Saved entries
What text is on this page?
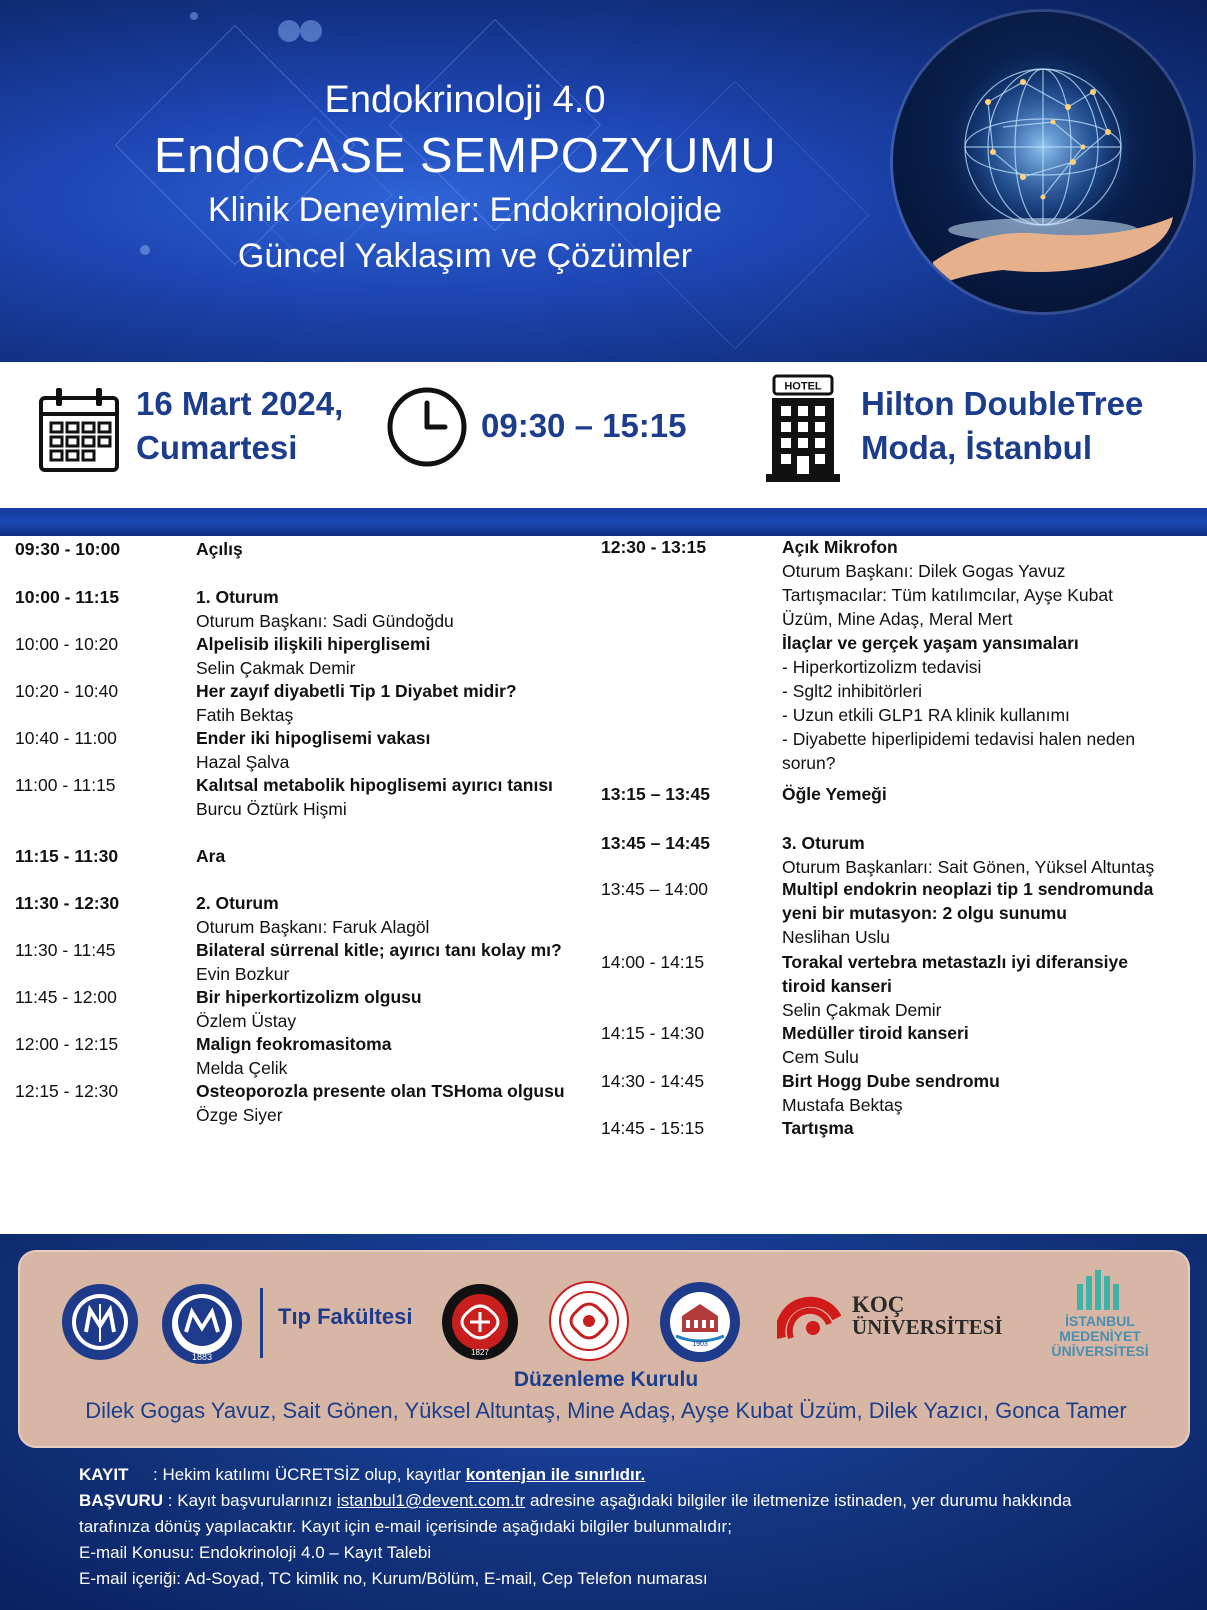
Endokrinoloji 4.0
EndoCASE SEMPOZYUMU
Klinik Deneyimler: Endokrinolojide
Güncel Yaklaşım ve Çözümler
16 Mart 2024,
Cumartesi
09:30 – 15:15
HOTEL Hilton DoubleTree
Moda, İstanbul
09:30 - 10:00	Açılış
10:00 - 11:15	1. Oturum
Oturum Başkanı: Sadi Gündoğdu
10:00 - 10:20	Alpelisib ilişkili hiperglisemi
Selin Çakmak Demir
10:20 - 10:40	Her zayıf diyabetli Tip 1 Diyabet midir?
Fatih Bektaş
10:40 - 11:00	Ender iki hipoglisemi vakası
Hazal Şalva
11:00 - 11:15	Kalıtsal metabolik hipoglisemi ayırıcı tanısı
Burcu Öztürk Hişmi
11:15 - 11:30	Ara
11:30 - 12:30	2. Oturum
Oturum Başkanı: Faruk Alagöl
11:30 - 11:45	Bilateral sürrenal kitle; ayırıcı tanı kolay mı?
Evin Bozkur
11:45 - 12:00	Bir hiperkortizolizm olgusu
Özlem Üstay
12:00 - 12:15	Malign feokromasitoma
Melda Çelik
12:15 - 12:30	Osteoporozla presente olan TSHoma olgusu
Özge Siyer
12:30 - 13:15	Açık Mikrofon
Oturum Başkanı: Dilek Gogas Yavuz
Tartışmacılar: Tüm katılımcılar, Ayşe Kubat
Üzüm, Mine Adaş, Meral Mert
İlaçlar ve gerçek yaşam yansımaları
- Hiperkortizolizm tedavisi
- Sglt2 inhibitörleri
- Uzun etkili GLP1 RA klinik kullanımı
- Diyabette hiperlipidemi tedavisi halen neden
sorun?
13:15 – 13:45	Öğle Yemeği
13:45 – 14:45	3. Oturum
Oturum Başkanları: Sait Gönen, Yüksel Altuntaş
13:45 – 14:00	Multipl endokrin neoplazi tip 1 sendromunda
yeni bir mutasyon: 2 olgu sunumu
Neslihan Uslu
14:00 - 14:15	Torakal vertebra metastazlı iyi diferansiye
tiroid kanseri
Selin Çakmak Demir
14:15 - 14:30	Medüller tiroid kanseri
Cem Sulu
14:30 - 14:45	Birt Hogg Dube sendromu
Mustafa Bektaş
14:45 - 15:15	Tartışma
1883
Tıp Fakültesi
1827
1903
KOÇ
ÜNİVERSİTESİ	İSTANBUL MEDENİYET
ÜNİVERSİTESİ
Düzenleme Kurulu
Dilek Gogas Yavuz, Sait Gönen, Yüksel Altuntaş, Mine Adaş, Ayşe Kubat Üzüm, Dilek Yazıcı, Gonca Tamer
KAYIT : Hekim katılımı ÜCRETSİZ olup, kayıtlar kontenjan ile sınırlıdır.
BAŞVURU : Kayıt başvurularınızı istanbul1@devent.com.tr adresine aşağıdaki bilgiler ile iletmenize istinaden, yer durumu hakkında
tarafınıza dönüş yapılacaktır. Kayıt için e-mail içerisinde aşağıdaki bilgiler bulunmalıdır;
E-mail Konusu: Endokrinoloji 4.0 – Kayıt Talebi
E-mail içeriği: Ad-Soyad, TC kimlik no, Kurum/Bölüm, E-mail, Cep Telefon numarası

REQUIRED WORK » Extract the entries in full, exactly as they are, minus the pictures.

TASK OUTPUT »
What text is on this page?
Endokrinoloji 4.0
EndoCASE SEMPOZYUMU
Klinik Deneyimler: Endokrinolojide
Güncel Yaklaşım ve Çözümler
16 Mart 2024,
Cumartesi
09:30 – 15:15
HOTEL Hilton DoubleTree
Moda, İstanbul
09:30 - 10:00	Açılış
10:00 - 11:15	1. Oturum
Oturum Başkanı: Sadi Gündoğdu
10:00 - 10:20	Alpelisib ilişkili hiperglisemi
Selin Çakmak Demir
10:20 - 10:40	Her zayıf diyabetli Tip 1 Diyabet midir?
Fatih Bektaş
10:40 - 11:00	Ender iki hipoglisemi vakası
Hazal Şalva
11:00 - 11:15	Kalıtsal metabolik hipoglisemi ayırıcı tanısı
Burcu Öztürk Hişmi
11:15 - 11:30	Ara
11:30 - 12:30	2. Oturum
Oturum Başkanı: Faruk Alagöl
11:30 - 11:45	Bilateral sürrenal kitle; ayırıcı tanı kolay mı?
Evin Bozkur
11:45 - 12:00	Bir hiperkortizolizm olgusu
Özlem Üstay
12:00 - 12:15	Malign feokromasitoma
Melda Çelik
12:15 - 12:30	Osteoporozla presente olan TSHoma olgusu
Özge Siyer
12:30 - 13:15	Açık Mikrofon
Oturum Başkanı: Dilek Gogas Yavuz
Tartışmacılar: Tüm katılımcılar, Ayşe Kubat
Üzüm, Mine Adaş, Meral Mert
İlaçlar ve gerçek yaşam yansımaları
- Hiperkortizolizm tedavisi
- Sglt2 inhibitörleri
- Uzun etkili GLP1 RA klinik kullanımı
- Diyabette hiperlipidemi tedavisi halen neden
sorun?
13:15 – 13:45	Öğle Yemeği
13:45 – 14:45	3. Oturum
Oturum Başkanları: Sait Gönen, Yüksel Altuntaş
13:45 – 14:00	Multipl endokrin neoplazi tip 1 sendromunda
yeni bir mutasyon: 2 olgu sunumu
Neslihan Uslu
14:00 - 14:15	Torakal vertebra metastazlı iyi diferansiye
tiroid kanseri
Selin Çakmak Demir
14:15 - 14:30	Medüller tiroid kanseri
Cem Sulu
14:30 - 14:45	Birt Hogg Dube sendromu
Mustafa Bektaş
14:45 - 15:15	Tartışma
1883
Tıp Fakültesi
1827
1903
KOÇ
ÜNİVERSİTESİ	İSTANBUL MEDENİYET
ÜNİVERSİTESİ
Düzenleme Kurulu
Dilek Gogas Yavuz, Sait Gönen, Yüksel Altuntaş, Mine Adaş, Ayşe Kubat Üzüm, Dilek Yazıcı, Gonca Tamer
KAYIT : Hekim katılımı ÜCRETSİZ olup, kayıtlar kontenjan ile sınırlıdır.
BAŞVURU : Kayıt başvurularınızı istanbul1@devent.com.tr adresine aşağıdaki bilgiler ile iletmenize istinaden, yer durumu hakkında
tarafınıza dönüş yapılacaktır. Kayıt için e-mail içerisinde aşağıdaki bilgiler bulunmalıdır;
E-mail Konusu: Endokrinoloji 4.0 – Kayıt Talebi
E-mail içeriği: Ad-Soyad, TC kimlik no, Kurum/Bölüm, E-mail, Cep Telefon numarası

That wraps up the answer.